**Directive:**
Tally the lines holding "filtered" and state only that figure.

Data entries
***

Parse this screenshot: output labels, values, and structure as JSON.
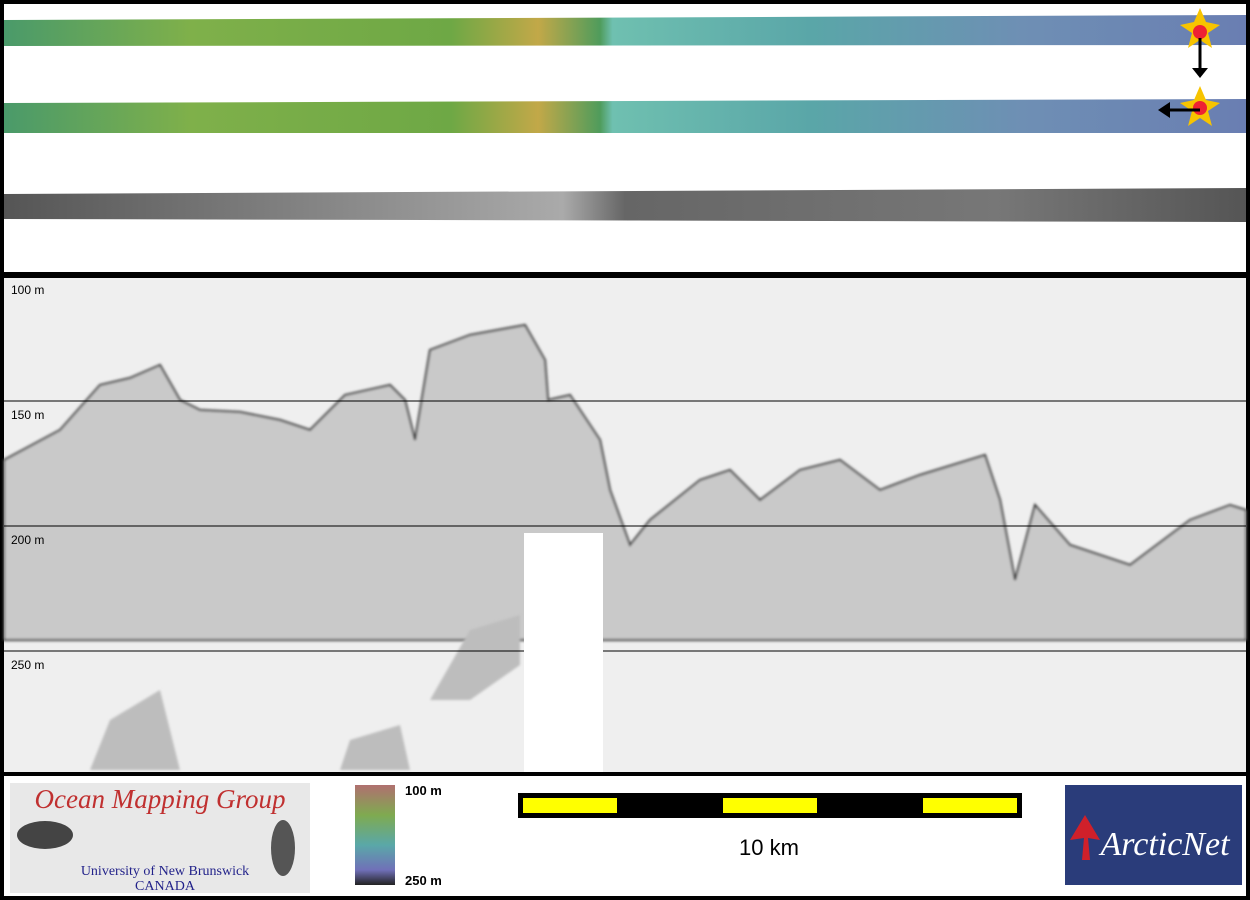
{
  "profile": {
    "depth_labels": [
      "100 m",
      "150 m",
      "200 m",
      "250 m"
    ]
  },
  "logo_left": {
    "title": "Ocean Mapping Group",
    "line1": "University of New Brunswick",
    "line2": "CANADA"
  },
  "colorbar": {
    "top_label": "100 m",
    "bottom_label": "250 m"
  },
  "scale_bar": {
    "label": "10 km"
  },
  "logo_right": {
    "title": "ArcticNet"
  }
}
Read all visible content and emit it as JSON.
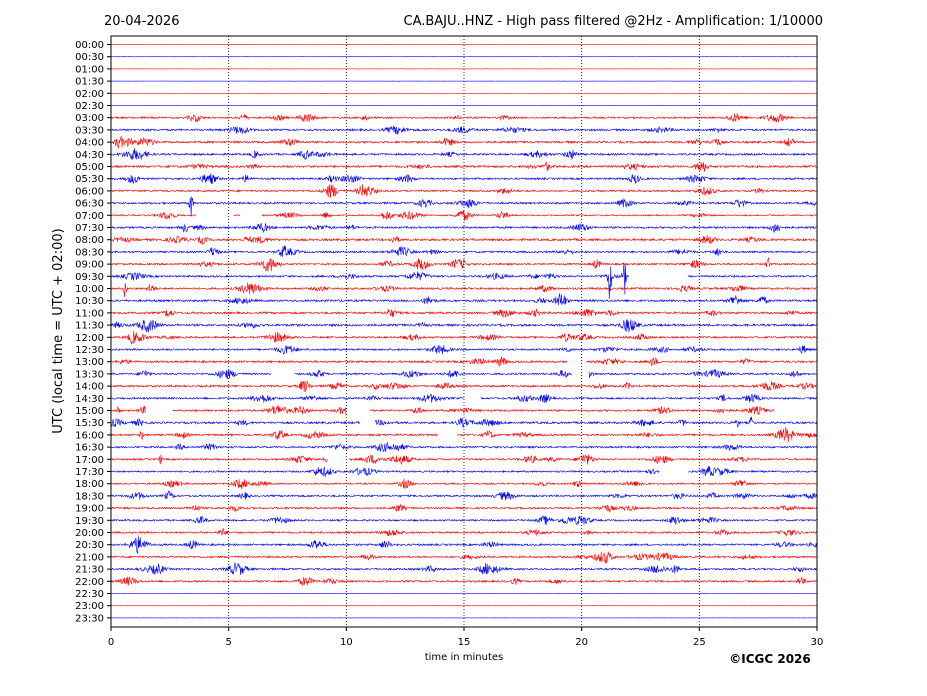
{
  "header": {
    "date": "20-04-2026",
    "title": "CA.BAJU..HNZ - High pass filtered @2Hz - Amplification: 1/10000"
  },
  "footer": {
    "copyright": "©ICGC 2026"
  },
  "colors": {
    "trace_a": "#ff0000",
    "trace_b": "#0000ff",
    "axis": "#000000",
    "grid": "#000000",
    "background": "#ffffff"
  },
  "chart_data": {
    "type": "line",
    "title": "CA.BAJU..HNZ - High pass filtered @2Hz - Amplification: 1/10000",
    "xlabel": "time in minutes",
    "ylabel": "UTC (local time = UTC + 02:00)",
    "xlim": [
      0,
      30
    ],
    "xticks": [
      "0",
      "5",
      "10",
      "15",
      "20",
      "25",
      "30"
    ],
    "grid": "vertical dotted lines at 5-minute intervals",
    "rows": [
      "00:00",
      "00:30",
      "01:00",
      "01:30",
      "02:00",
      "02:30",
      "03:00",
      "03:30",
      "04:00",
      "04:30",
      "05:00",
      "05:30",
      "06:00",
      "06:30",
      "07:00",
      "07:30",
      "08:00",
      "08:30",
      "09:00",
      "09:30",
      "10:00",
      "10:30",
      "11:00",
      "11:30",
      "12:00",
      "12:30",
      "13:00",
      "13:30",
      "14:00",
      "14:30",
      "15:00",
      "15:30",
      "16:00",
      "16:30",
      "17:00",
      "17:30",
      "18:00",
      "18:30",
      "19:00",
      "19:30",
      "20:00",
      "20:30",
      "21:00",
      "21:30",
      "22:00",
      "22:30",
      "23:00",
      "23:30"
    ],
    "row_colors": "alternating red / blue starting with red at 00:00",
    "noise_level": [
      0.2,
      0.2,
      0.2,
      0.2,
      0.2,
      0.2,
      1.5,
      1.7,
      1.8,
      1.7,
      1.9,
      1.6,
      1.6,
      1.6,
      1.2,
      1.7,
      1.9,
      1.6,
      1.6,
      1.6,
      1.7,
      1.8,
      1.8,
      1.9,
      1.6,
      1.6,
      1.7,
      1.6,
      1.7,
      1.6,
      1.6,
      1.8,
      1.7,
      1.6,
      1.5,
      1.5,
      1.4,
      1.6,
      1.6,
      1.5,
      1.6,
      1.6,
      1.6,
      1.6,
      1.6,
      0.2,
      0.2,
      0.2
    ],
    "events": [
      {
        "row": "06:30",
        "minute": 3.4,
        "amplitude": 22
      },
      {
        "row": "10:00",
        "minute": 0.6,
        "amplitude": 9
      },
      {
        "row": "09:30",
        "minute": 21.2,
        "amplitude": 34
      },
      {
        "row": "09:30",
        "minute": 21.8,
        "amplitude": 36
      },
      {
        "row": "09:00",
        "minute": 27.9,
        "amplitude": 12
      },
      {
        "row": "15:00",
        "minute": 0.3,
        "amplitude": 4
      },
      {
        "row": "16:00",
        "minute": 1.3,
        "amplitude": 6
      },
      {
        "row": "17:00",
        "minute": 2.1,
        "amplitude": 5
      },
      {
        "row": "15:30",
        "minute": 26.6,
        "amplitude": 6
      },
      {
        "row": "15:30",
        "minute": 27.2,
        "amplitude": 6
      }
    ],
    "gaps": [
      {
        "row": "07:00",
        "from": 3.6,
        "to": 5.2
      },
      {
        "row": "07:00",
        "from": 5.5,
        "to": 6.4
      },
      {
        "row": "13:30",
        "from": 6.8,
        "to": 7.8
      },
      {
        "row": "13:00",
        "from": 19.4,
        "to": 20.2
      },
      {
        "row": "13:30",
        "from": 19.6,
        "to": 20.3
      },
      {
        "row": "14:30",
        "from": 15.0,
        "to": 15.7
      },
      {
        "row": "15:00",
        "from": 1.5,
        "to": 2.6
      },
      {
        "row": "15:00",
        "from": 10.0,
        "to": 11.0
      },
      {
        "row": "15:30",
        "from": 10.6,
        "to": 11.2
      },
      {
        "row": "16:00",
        "from": 13.9,
        "to": 14.7
      },
      {
        "row": "17:00",
        "from": 9.2,
        "to": 10.1
      },
      {
        "row": "17:30",
        "from": 23.3,
        "to": 24.5
      },
      {
        "row": "09:30",
        "from": 22.0,
        "to": 24.5
      },
      {
        "row": "15:00",
        "from": 28.2,
        "to": 30.0
      }
    ]
  }
}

***

**Reply:**
2